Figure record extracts
>> start
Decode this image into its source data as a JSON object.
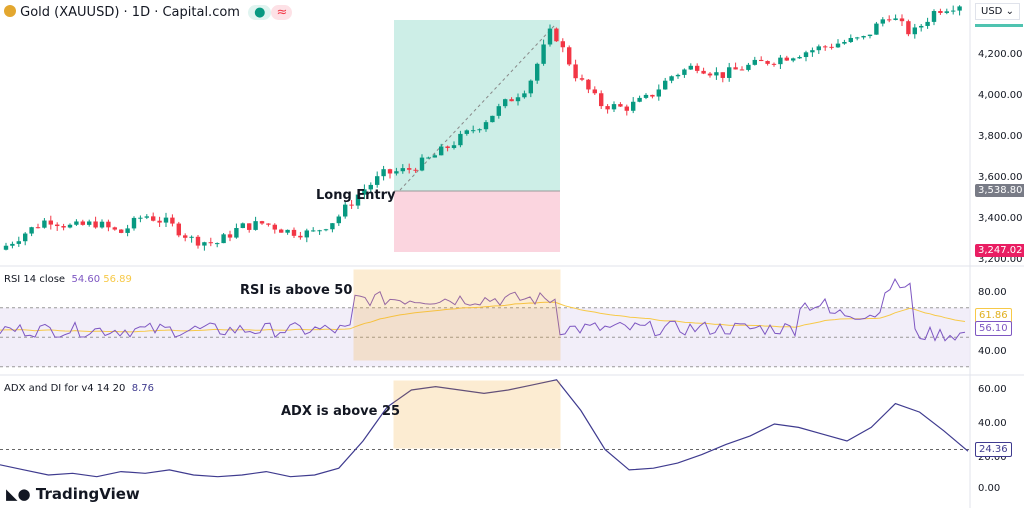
{
  "header": {
    "title": "Gold (XAUUSD) · 1D · Capital.com",
    "currency": "USD"
  },
  "annotations": {
    "long_entry": "Long Entry",
    "rsi_note": "RSI is above 50",
    "adx_note": "ADX is above 25"
  },
  "colors": {
    "up": "#089981",
    "down": "#f23645",
    "rsi": "#7e57c2",
    "rsi_ma": "#f7c948",
    "adx": "#3f3b8f",
    "profit_zone": "#cdeee7",
    "loss_zone": "#fbd5df",
    "highlight": "#f5a623"
  },
  "chart_data": [
    {
      "type": "candlestick",
      "title": "Gold (XAUUSD) · 1D · Capital.com",
      "y_ticks": [
        "4,200.00",
        "4,000.00",
        "3,800.00",
        "3,600.00",
        "3,400.00",
        "3,200.00"
      ],
      "price_tags": {
        "entry": "3,538.80",
        "last": "3,247.02"
      },
      "approx_close_path": [
        3250,
        3330,
        3400,
        3360,
        3380,
        3330,
        3420,
        3380,
        3300,
        3280,
        3360,
        3380,
        3340,
        3330,
        3400,
        3530,
        3620,
        3640,
        3700,
        3780,
        3860,
        3960,
        4050,
        4330,
        4100,
        3960,
        3940,
        3990,
        4100,
        4150,
        4100,
        4140,
        4170,
        4200,
        4230,
        4260,
        4280,
        4400,
        4300,
        4420,
        4450
      ]
    },
    {
      "type": "line",
      "title": "RSI 14 close",
      "values_label": {
        "rsi": "54.60",
        "ma": "56.89"
      },
      "y_ticks": [
        "80.00",
        "40.00"
      ],
      "tags": {
        "ma": "61.86",
        "rsi": "56.10"
      },
      "levels": [
        70,
        50,
        30
      ]
    },
    {
      "type": "line",
      "title": "ADX and DI for v4 14 20",
      "value_label": "8.76",
      "y_ticks": [
        "60.00",
        "40.00",
        "20.00",
        "0.00"
      ],
      "tag": "24.36",
      "level": 25,
      "approx_path": [
        16,
        13,
        10,
        11,
        9,
        12,
        11,
        13,
        10,
        9,
        10,
        12,
        9,
        10,
        14,
        30,
        50,
        60,
        62,
        60,
        58,
        60,
        63,
        66,
        48,
        25,
        13,
        14,
        17,
        22,
        28,
        33,
        40,
        38,
        34,
        30,
        38,
        52,
        47,
        36,
        24
      ]
    }
  ],
  "branding": {
    "logo": "TradingView"
  }
}
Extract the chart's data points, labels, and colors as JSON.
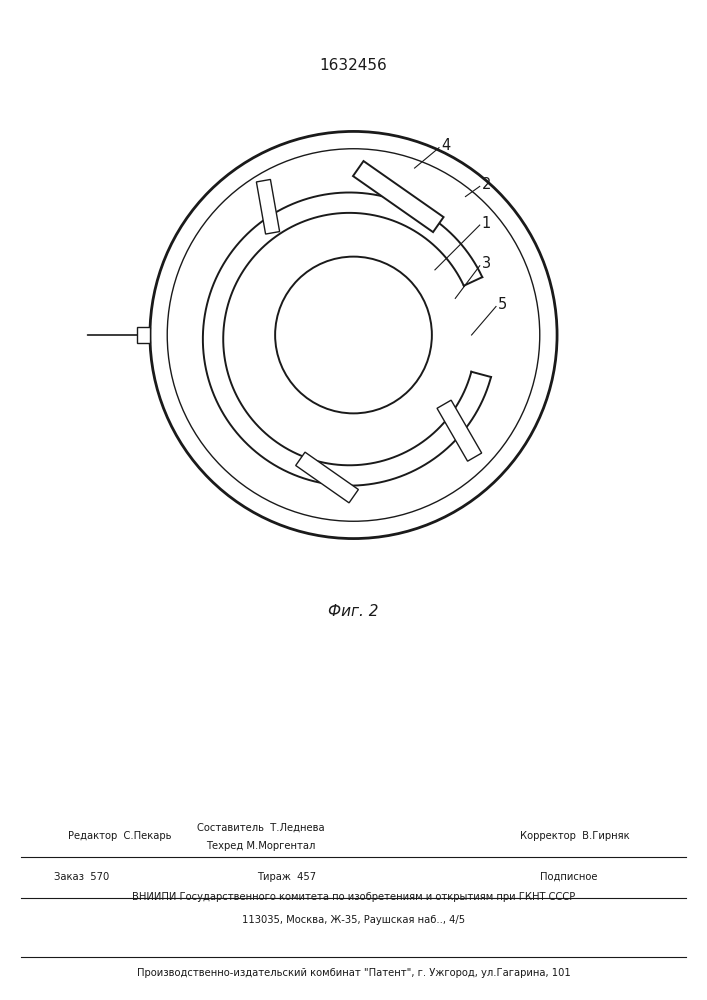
{
  "title": "1632456",
  "caption": "Фиг. 2",
  "line_color": "#1a1a1a",
  "bg_color": "#ffffff",
  "footer": {
    "col1_row1": "Редактор  С.Пекарь",
    "col2_row1a": "Составитель  Т.Леднева",
    "col2_row1b": "Техред М.Моргентал",
    "col3_row1": "Корректор  В.Гирняк",
    "zakas": "Заказ  570",
    "tirazh": "Тираж  457",
    "podpisnoe": "Подписное",
    "vniip1": "ВНИИПИ Государственного комитета по изобретениям и открытиям при ГКНТ СССР",
    "vniip2": "113035, Москва, Ж-35, Раушская наб.., 4/5",
    "proizv": "Производственно-издательский комбинат \"Патент\", г. Ужгород, ул.Гагарина, 101"
  }
}
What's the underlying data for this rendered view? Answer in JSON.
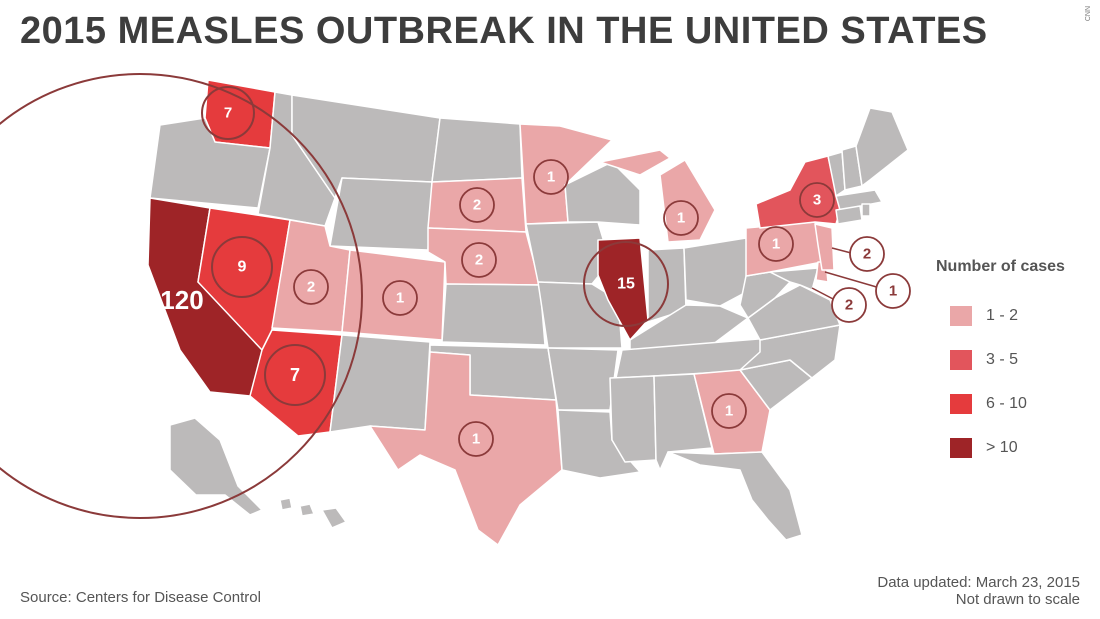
{
  "title": "2015 MEASLES OUTBREAK IN THE UNITED STATES",
  "watermark": "CNN",
  "colors": {
    "no_cases": "#bcbaba",
    "range_1_2": "#eaa7a8",
    "range_3_5": "#e2555c",
    "range_6_10": "#e53b3d",
    "range_gt_10": "#9e2427",
    "circle_stroke": "#8b3a3a",
    "state_border": "#ffffff"
  },
  "legend": {
    "title": "Number of cases",
    "items": [
      {
        "label": "1 - 2",
        "color": "#eaa7a8"
      },
      {
        "label": "3 - 5",
        "color": "#e2555c"
      },
      {
        "label": "6 - 10",
        "color": "#e53b3d"
      },
      {
        "label": "> 10",
        "color": "#9e2427"
      }
    ]
  },
  "state_cases": [
    {
      "state": "California",
      "cases": "120"
    },
    {
      "state": "Illinois",
      "cases": "15"
    },
    {
      "state": "Nevada",
      "cases": "9"
    },
    {
      "state": "Washington",
      "cases": "7"
    },
    {
      "state": "Arizona",
      "cases": "7"
    },
    {
      "state": "New York",
      "cases": "3"
    },
    {
      "state": "Utah",
      "cases": "2"
    },
    {
      "state": "South Dakota",
      "cases": "2"
    },
    {
      "state": "Nebraska",
      "cases": "2"
    },
    {
      "state": "New Jersey",
      "cases": "2"
    },
    {
      "state": "Washington DC",
      "cases": "2"
    },
    {
      "state": "Colorado",
      "cases": "1"
    },
    {
      "state": "Minnesota",
      "cases": "1"
    },
    {
      "state": "Michigan",
      "cases": "1"
    },
    {
      "state": "Pennsylvania",
      "cases": "1"
    },
    {
      "state": "Delaware",
      "cases": "1"
    },
    {
      "state": "Texas",
      "cases": "1"
    },
    {
      "state": "Georgia",
      "cases": "1"
    }
  ],
  "footer": {
    "source": "Source: Centers for Disease Control",
    "updated": "Data updated: March 23, 2015",
    "note": "Not drawn to scale"
  }
}
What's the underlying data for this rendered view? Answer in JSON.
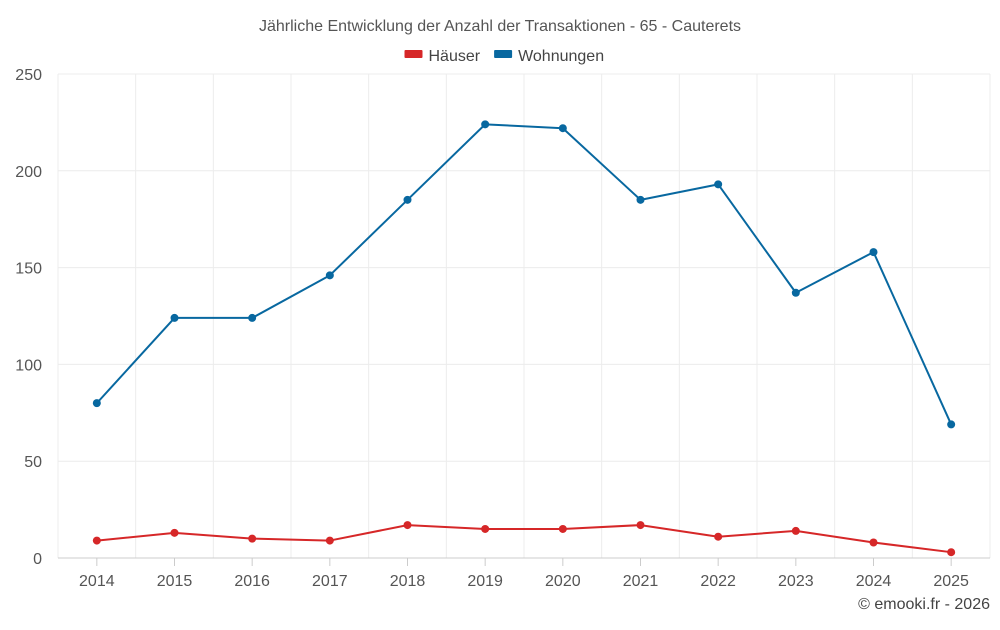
>> end
Except for the pictures, give all the material above again verbatim.

# COMPLETE OUTPUT
Decode this image into its source data as a JSON object.
{
  "header": {
    "title": "Gold (XAUUSD) · 1D · Capital.com",
    "currency": "USD"
  },
  "annotations": {
    "long_entry": "Long Entry",
    "rsi_note": "RSI is above 50",
    "adx_note": "ADX is above 25"
  },
  "colors": {
    "up": "#089981",
    "down": "#f23645",
    "rsi": "#7e57c2",
    "rsi_ma": "#f7c948",
    "adx": "#3f3b8f",
    "profit_zone": "#cdeee7",
    "loss_zone": "#fbd5df",
    "highlight": "#f5a623"
  },
  "chart_data": [
    {
      "type": "candlestick",
      "title": "Gold (XAUUSD) · 1D · Capital.com",
      "y_ticks": [
        "4,200.00",
        "4,000.00",
        "3,800.00",
        "3,600.00",
        "3,400.00",
        "3,200.00"
      ],
      "price_tags": {
        "entry": "3,538.80",
        "last": "3,247.02"
      },
      "approx_close_path": [
        3250,
        3330,
        3400,
        3360,
        3380,
        3330,
        3420,
        3380,
        3300,
        3280,
        3360,
        3380,
        3340,
        3330,
        3400,
        3530,
        3620,
        3640,
        3700,
        3780,
        3860,
        3960,
        4050,
        4330,
        4100,
        3960,
        3940,
        3990,
        4100,
        4150,
        4100,
        4140,
        4170,
        4200,
        4230,
        4260,
        4280,
        4400,
        4300,
        4420,
        4450
      ]
    },
    {
      "type": "line",
      "title": "RSI 14 close",
      "values_label": {
        "rsi": "54.60",
        "ma": "56.89"
      },
      "y_ticks": [
        "80.00",
        "40.00"
      ],
      "tags": {
        "ma": "61.86",
        "rsi": "56.10"
      },
      "levels": [
        70,
        50,
        30
      ]
    },
    {
      "type": "line",
      "title": "ADX and DI for v4 14 20",
      "value_label": "8.76",
      "y_ticks": [
        "60.00",
        "40.00",
        "20.00",
        "0.00"
      ],
      "tag": "24.36",
      "level": 25,
      "approx_path": [
        16,
        13,
        10,
        11,
        9,
        12,
        11,
        13,
        10,
        9,
        10,
        12,
        9,
        10,
        14,
        30,
        50,
        60,
        62,
        60,
        58,
        60,
        63,
        66,
        48,
        25,
        13,
        14,
        17,
        22,
        28,
        33,
        40,
        38,
        34,
        30,
        38,
        52,
        47,
        36,
        24
      ]
    }
  ],
  "branding": {
    "logo": "TradingView"
  }
}
Extract the chart's data points, labels, and colors as JSON.
{
  "title": "1632456",
  "caption": "Фиг. 2",
  "line_color": "#1a1a1a",
  "bg_color": "#ffffff",
  "footer": {
    "col1_row1": "Редактор  С.Пекарь",
    "col2_row1a": "Составитель  Т.Леднева",
    "col2_row1b": "Техред М.Моргентал",
    "col3_row1": "Корректор  В.Гирняк",
    "zakas": "Заказ  570",
    "tirazh": "Тираж  457",
    "podpisnoe": "Подписное",
    "vniip1": "ВНИИПИ Государственного комитета по изобретениям и открытиям при ГКНТ СССР",
    "vniip2": "113035, Москва, Ж-35, Раушская наб.., 4/5",
    "proizv": "Производственно-издательский комбинат \"Патент\", г. Ужгород, ул.Гагарина, 101"
  }
}
What's the underlying data for this rendered view? Answer in JSON.
{
  "title": "2015 MEASLES OUTBREAK IN THE UNITED STATES",
  "watermark": "CNN",
  "colors": {
    "no_cases": "#bcbaba",
    "range_1_2": "#eaa7a8",
    "range_3_5": "#e2555c",
    "range_6_10": "#e53b3d",
    "range_gt_10": "#9e2427",
    "circle_stroke": "#8b3a3a",
    "state_border": "#ffffff"
  },
  "legend": {
    "title": "Number of cases",
    "items": [
      {
        "label": "1 - 2",
        "color": "#eaa7a8"
      },
      {
        "label": "3 - 5",
        "color": "#e2555c"
      },
      {
        "label": "6 - 10",
        "color": "#e53b3d"
      },
      {
        "label": "> 10",
        "color": "#9e2427"
      }
    ]
  },
  "state_cases": [
    {
      "state": "California",
      "cases": "120"
    },
    {
      "state": "Illinois",
      "cases": "15"
    },
    {
      "state": "Nevada",
      "cases": "9"
    },
    {
      "state": "Washington",
      "cases": "7"
    },
    {
      "state": "Arizona",
      "cases": "7"
    },
    {
      "state": "New York",
      "cases": "3"
    },
    {
      "state": "Utah",
      "cases": "2"
    },
    {
      "state": "South Dakota",
      "cases": "2"
    },
    {
      "state": "Nebraska",
      "cases": "2"
    },
    {
      "state": "New Jersey",
      "cases": "2"
    },
    {
      "state": "Washington DC",
      "cases": "2"
    },
    {
      "state": "Colorado",
      "cases": "1"
    },
    {
      "state": "Minnesota",
      "cases": "1"
    },
    {
      "state": "Michigan",
      "cases": "1"
    },
    {
      "state": "Pennsylvania",
      "cases": "1"
    },
    {
      "state": "Delaware",
      "cases": "1"
    },
    {
      "state": "Texas",
      "cases": "1"
    },
    {
      "state": "Georgia",
      "cases": "1"
    }
  ],
  "footer": {
    "source": "Source: Centers for Disease Control",
    "updated": "Data updated: March 23, 2015",
    "note": "Not drawn to scale"
  }
}
What's the underlying data for this rendered view? Answer in JSON.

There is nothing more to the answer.